◆ **Listing**
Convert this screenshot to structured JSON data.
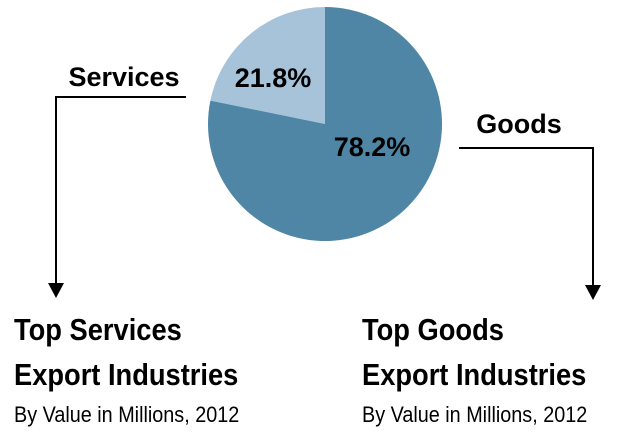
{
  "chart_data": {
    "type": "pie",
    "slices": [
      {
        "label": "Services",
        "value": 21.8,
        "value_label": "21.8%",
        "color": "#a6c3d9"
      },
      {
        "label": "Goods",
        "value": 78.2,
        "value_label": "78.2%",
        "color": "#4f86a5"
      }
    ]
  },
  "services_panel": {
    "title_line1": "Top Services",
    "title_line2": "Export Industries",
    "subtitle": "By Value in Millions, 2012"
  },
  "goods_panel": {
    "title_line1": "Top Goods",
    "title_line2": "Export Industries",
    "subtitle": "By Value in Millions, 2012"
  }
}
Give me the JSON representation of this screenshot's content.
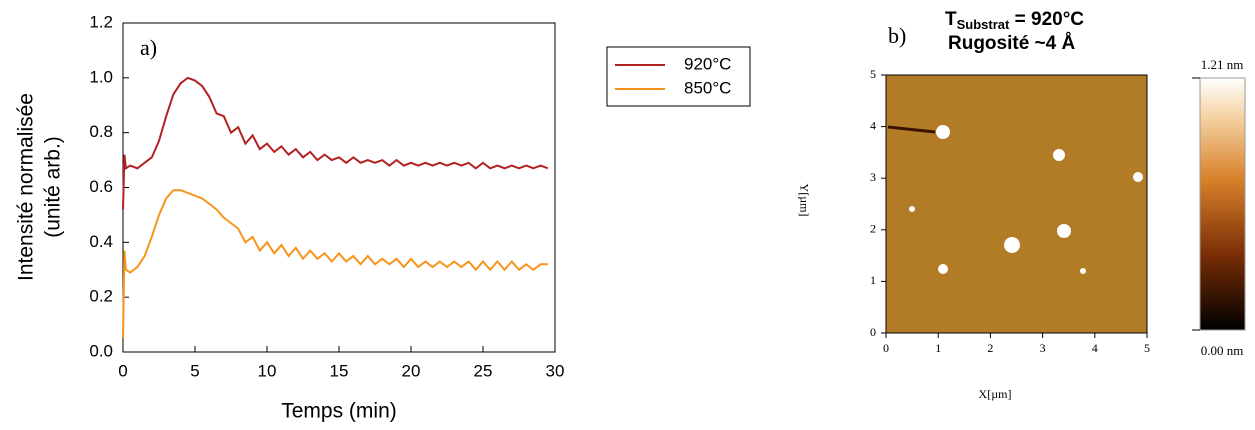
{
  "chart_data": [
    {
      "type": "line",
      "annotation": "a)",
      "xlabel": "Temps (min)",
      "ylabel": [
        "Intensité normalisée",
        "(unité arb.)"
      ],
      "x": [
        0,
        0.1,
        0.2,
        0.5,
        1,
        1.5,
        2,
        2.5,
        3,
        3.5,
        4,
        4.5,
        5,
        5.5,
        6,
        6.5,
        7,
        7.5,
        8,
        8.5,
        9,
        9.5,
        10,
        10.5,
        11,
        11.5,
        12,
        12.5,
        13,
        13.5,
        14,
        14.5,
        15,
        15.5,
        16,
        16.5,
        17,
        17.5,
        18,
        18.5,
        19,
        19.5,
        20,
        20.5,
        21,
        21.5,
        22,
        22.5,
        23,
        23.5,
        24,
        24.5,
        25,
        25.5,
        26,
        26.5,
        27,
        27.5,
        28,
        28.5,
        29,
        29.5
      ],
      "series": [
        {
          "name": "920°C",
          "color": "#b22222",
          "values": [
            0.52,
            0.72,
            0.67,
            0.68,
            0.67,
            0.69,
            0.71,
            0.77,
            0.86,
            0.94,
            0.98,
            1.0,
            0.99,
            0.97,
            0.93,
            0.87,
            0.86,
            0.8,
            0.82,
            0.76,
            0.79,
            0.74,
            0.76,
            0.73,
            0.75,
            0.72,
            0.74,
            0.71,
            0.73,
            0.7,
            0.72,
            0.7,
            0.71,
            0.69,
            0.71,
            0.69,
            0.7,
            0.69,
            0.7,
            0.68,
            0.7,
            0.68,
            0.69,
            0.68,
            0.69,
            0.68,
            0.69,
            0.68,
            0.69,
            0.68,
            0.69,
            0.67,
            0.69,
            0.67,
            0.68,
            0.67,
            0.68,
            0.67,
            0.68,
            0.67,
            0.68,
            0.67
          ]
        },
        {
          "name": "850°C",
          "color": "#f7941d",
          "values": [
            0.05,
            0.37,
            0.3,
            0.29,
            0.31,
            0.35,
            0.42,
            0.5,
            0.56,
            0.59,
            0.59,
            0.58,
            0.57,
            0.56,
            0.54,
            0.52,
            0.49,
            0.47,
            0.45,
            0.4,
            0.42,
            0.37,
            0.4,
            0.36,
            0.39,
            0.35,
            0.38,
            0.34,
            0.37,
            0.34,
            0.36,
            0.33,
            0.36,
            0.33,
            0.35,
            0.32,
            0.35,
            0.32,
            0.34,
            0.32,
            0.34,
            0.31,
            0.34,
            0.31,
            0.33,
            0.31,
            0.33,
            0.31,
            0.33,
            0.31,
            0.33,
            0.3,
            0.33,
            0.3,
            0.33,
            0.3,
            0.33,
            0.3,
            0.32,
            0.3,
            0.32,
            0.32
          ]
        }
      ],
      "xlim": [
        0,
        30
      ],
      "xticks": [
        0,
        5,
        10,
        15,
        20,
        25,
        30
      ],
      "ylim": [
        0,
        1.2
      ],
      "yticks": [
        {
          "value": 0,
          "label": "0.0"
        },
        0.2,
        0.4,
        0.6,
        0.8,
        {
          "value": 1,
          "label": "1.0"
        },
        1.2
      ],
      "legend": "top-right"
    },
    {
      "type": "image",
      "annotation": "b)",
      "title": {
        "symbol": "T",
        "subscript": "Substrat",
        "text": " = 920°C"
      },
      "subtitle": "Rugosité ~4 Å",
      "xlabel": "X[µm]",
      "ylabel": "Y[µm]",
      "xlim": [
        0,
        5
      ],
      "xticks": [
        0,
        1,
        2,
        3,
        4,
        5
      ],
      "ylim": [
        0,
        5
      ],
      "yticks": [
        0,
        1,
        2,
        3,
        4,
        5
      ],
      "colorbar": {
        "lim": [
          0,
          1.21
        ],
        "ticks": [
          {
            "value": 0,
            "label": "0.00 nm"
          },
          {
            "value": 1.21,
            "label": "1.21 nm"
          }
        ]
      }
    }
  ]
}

◆ **To be done**
Read the data above. Pull out each line in which the string "JSON" appears.

◆ **Output below**
Convert this screenshot to structured JSON data.
Give me the JSON representation of this screenshot's content.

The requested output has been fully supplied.